Search the entries for the word "gmail" and pull out each line that has it.

══ Material to process ══

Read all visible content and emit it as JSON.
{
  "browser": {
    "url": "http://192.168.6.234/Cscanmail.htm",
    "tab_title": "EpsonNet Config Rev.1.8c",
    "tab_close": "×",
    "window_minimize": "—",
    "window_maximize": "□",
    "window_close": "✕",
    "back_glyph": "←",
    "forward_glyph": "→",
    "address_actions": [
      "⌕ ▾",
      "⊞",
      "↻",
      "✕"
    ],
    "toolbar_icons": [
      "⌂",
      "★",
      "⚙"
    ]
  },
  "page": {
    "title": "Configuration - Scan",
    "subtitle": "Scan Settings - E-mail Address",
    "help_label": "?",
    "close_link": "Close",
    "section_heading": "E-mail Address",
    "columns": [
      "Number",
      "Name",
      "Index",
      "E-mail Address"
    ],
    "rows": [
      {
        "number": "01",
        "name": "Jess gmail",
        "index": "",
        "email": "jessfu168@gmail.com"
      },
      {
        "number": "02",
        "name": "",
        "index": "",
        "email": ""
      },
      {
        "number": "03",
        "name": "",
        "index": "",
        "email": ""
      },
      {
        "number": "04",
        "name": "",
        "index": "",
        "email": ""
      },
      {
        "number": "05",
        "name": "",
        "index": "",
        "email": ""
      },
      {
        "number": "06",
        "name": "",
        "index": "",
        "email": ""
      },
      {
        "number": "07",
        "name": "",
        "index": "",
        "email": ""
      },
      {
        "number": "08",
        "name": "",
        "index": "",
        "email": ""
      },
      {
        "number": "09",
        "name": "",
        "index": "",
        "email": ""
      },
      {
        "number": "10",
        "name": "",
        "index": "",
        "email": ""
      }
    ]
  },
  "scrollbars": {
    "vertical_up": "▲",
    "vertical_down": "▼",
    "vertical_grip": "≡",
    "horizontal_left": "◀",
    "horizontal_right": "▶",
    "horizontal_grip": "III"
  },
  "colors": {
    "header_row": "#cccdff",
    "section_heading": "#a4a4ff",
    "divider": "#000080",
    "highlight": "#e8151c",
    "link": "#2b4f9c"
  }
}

═══
══ Material to process ══

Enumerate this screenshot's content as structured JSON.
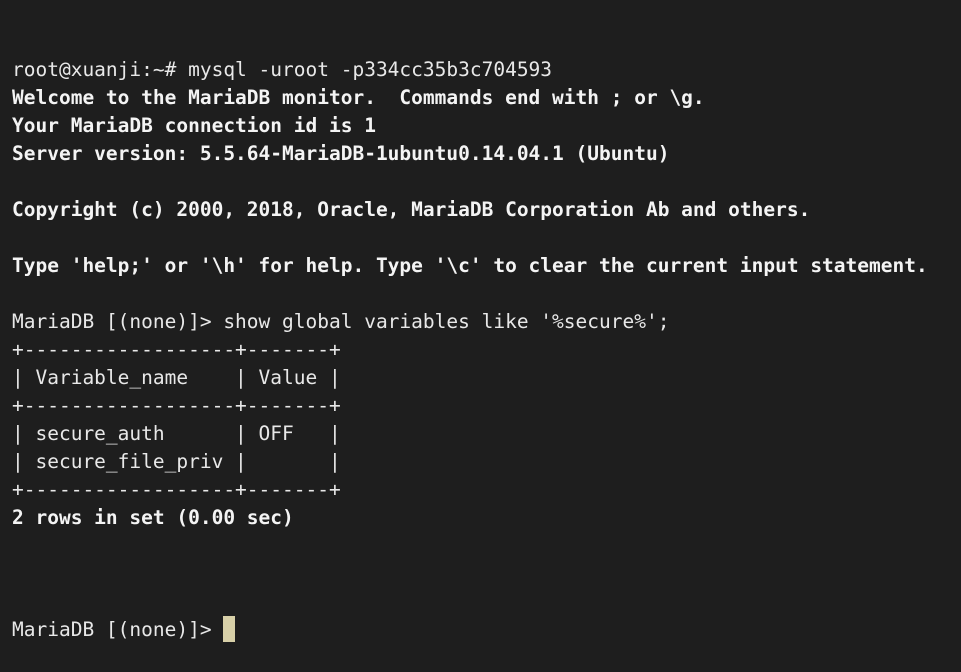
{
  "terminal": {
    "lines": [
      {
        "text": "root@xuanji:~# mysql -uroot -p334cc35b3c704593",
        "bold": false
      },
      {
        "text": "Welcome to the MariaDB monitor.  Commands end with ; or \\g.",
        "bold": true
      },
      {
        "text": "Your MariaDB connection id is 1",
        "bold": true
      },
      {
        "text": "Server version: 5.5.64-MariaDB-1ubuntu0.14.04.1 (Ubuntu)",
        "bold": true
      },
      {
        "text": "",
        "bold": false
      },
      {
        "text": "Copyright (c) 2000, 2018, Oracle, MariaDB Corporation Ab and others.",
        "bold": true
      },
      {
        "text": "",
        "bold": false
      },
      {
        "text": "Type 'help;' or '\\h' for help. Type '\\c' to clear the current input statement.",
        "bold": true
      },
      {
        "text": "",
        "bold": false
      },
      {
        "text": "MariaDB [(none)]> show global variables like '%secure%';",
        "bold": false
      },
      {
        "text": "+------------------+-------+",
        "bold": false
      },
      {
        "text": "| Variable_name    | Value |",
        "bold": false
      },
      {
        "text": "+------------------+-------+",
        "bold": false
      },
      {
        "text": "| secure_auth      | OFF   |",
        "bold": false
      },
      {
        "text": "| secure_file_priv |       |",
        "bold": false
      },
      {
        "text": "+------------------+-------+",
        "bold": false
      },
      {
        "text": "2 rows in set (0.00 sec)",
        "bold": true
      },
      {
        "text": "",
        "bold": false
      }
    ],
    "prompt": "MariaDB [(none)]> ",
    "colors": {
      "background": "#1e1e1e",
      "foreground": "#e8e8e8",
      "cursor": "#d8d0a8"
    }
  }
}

═══

* _Answer to this task_:
        "name": "Jess gmail",
        "email": "jessfu168@gmail.com"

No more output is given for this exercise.